> _What the exercise asks_
Transcribe every entry below word for word, but skip the pictures.

> _Records for the task_
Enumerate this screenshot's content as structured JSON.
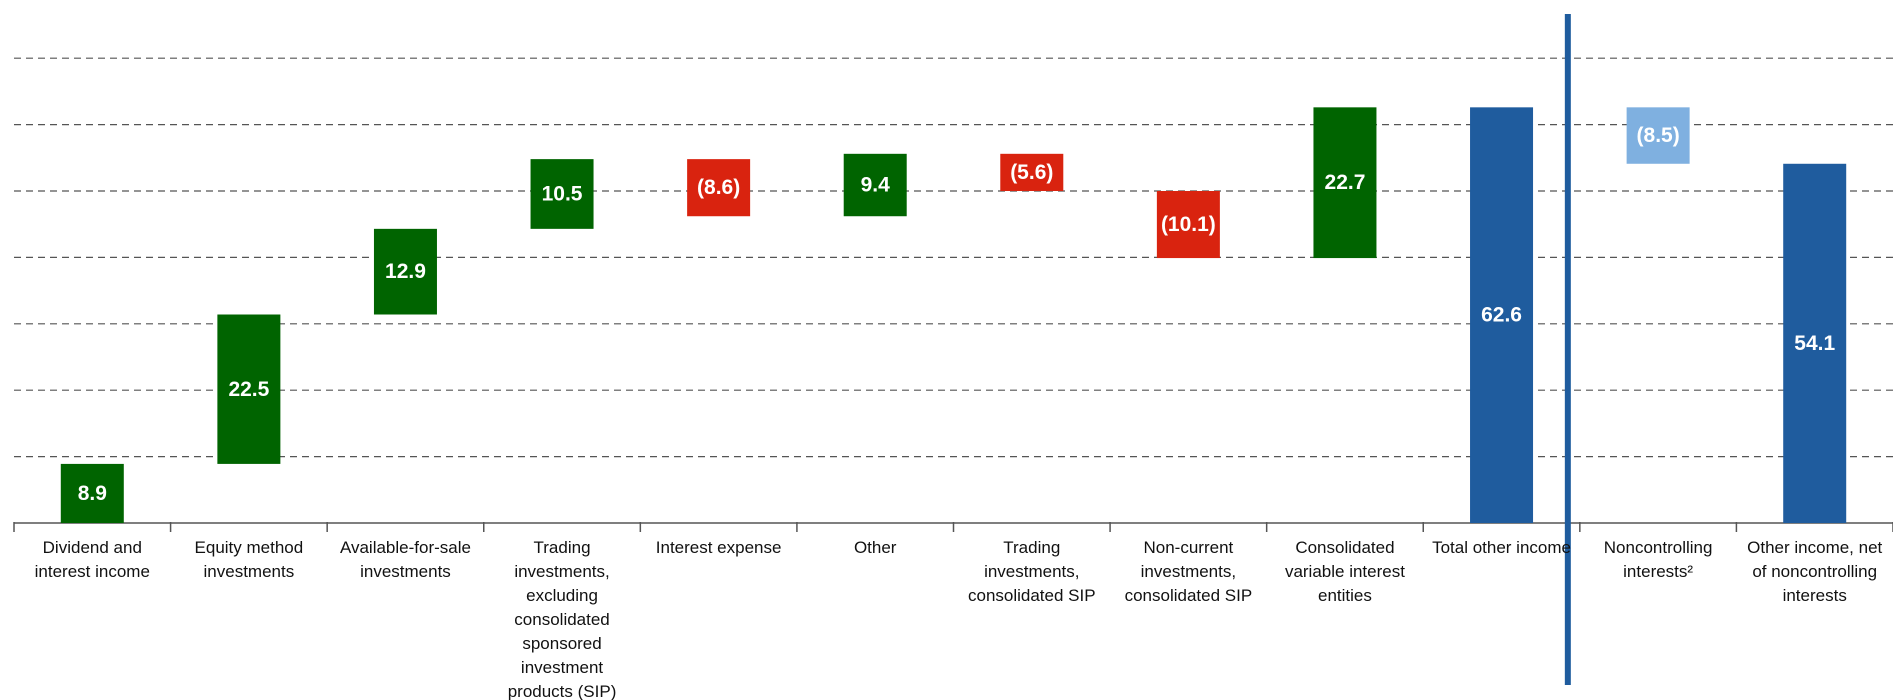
{
  "chart_data": {
    "type": "waterfall",
    "categories": [
      "Dividend and interest income",
      "Equity method investments",
      "Available-for-sale investments",
      "Trading investments, excluding consolidated sponsored investment products (SIP)",
      "Interest expense",
      "Other",
      "Trading investments, consolidated SIP",
      "Non-current investments, consolidated SIP",
      "Consolidated variable interest entities",
      "Total other income",
      "Noncontrolling interests²",
      "Other income, net of noncontrolling interests"
    ],
    "values": [
      8.9,
      22.5,
      12.9,
      10.5,
      -8.6,
      9.4,
      -5.6,
      -10.1,
      22.7,
      62.6,
      -8.5,
      54.1
    ],
    "value_labels": [
      "8.9",
      "22.5",
      "12.9",
      "10.5",
      "(8.6)",
      "9.4",
      "(5.6)",
      "(10.1)",
      "22.7",
      "62.6",
      "(8.5)",
      "54.1"
    ],
    "measures": [
      "relative",
      "relative",
      "relative",
      "relative",
      "relative",
      "relative",
      "relative",
      "relative",
      "relative",
      "total",
      "relative",
      "total"
    ],
    "colors": [
      "#006400",
      "#006400",
      "#006400",
      "#006400",
      "#d9230f",
      "#006400",
      "#d9230f",
      "#d9230f",
      "#006400",
      "#1f5c9e",
      "#7fb0e0",
      "#1f5c9e"
    ],
    "ylim": [
      0,
      77
    ],
    "yticks": [
      0,
      10,
      20,
      30,
      40,
      50,
      60,
      70
    ],
    "grid": true
  }
}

> _Output below_
Enumerate this screenshot's content as structured JSON.
{
  "chart_data": {
    "type": "waterfall",
    "categories": [
      "Dividend and interest income",
      "Equity method investments",
      "Available-for-sale investments",
      "Trading investments, excluding consolidated sponsored investment products (SIP)",
      "Interest expense",
      "Other",
      "Trading investments, consolidated SIP",
      "Non-current investments, consolidated SIP",
      "Consolidated variable interest entities",
      "Total other income",
      "Noncontrolling interests²",
      "Other income, net of noncontrolling interests"
    ],
    "values": [
      8.9,
      22.5,
      12.9,
      10.5,
      -8.6,
      9.4,
      -5.6,
      -10.1,
      22.7,
      62.6,
      -8.5,
      54.1
    ],
    "value_labels": [
      "8.9",
      "22.5",
      "12.9",
      "10.5",
      "(8.6)",
      "9.4",
      "(5.6)",
      "(10.1)",
      "22.7",
      "62.6",
      "(8.5)",
      "54.1"
    ],
    "measures": [
      "relative",
      "relative",
      "relative",
      "relative",
      "relative",
      "relative",
      "relative",
      "relative",
      "relative",
      "total",
      "relative",
      "total"
    ],
    "colors": [
      "#006400",
      "#006400",
      "#006400",
      "#006400",
      "#d9230f",
      "#006400",
      "#d9230f",
      "#d9230f",
      "#006400",
      "#1f5c9e",
      "#7fb0e0",
      "#1f5c9e"
    ],
    "ylim": [
      0,
      77
    ],
    "yticks": [
      0,
      10,
      20,
      30,
      40,
      50,
      60,
      70
    ],
    "grid": true
  }
}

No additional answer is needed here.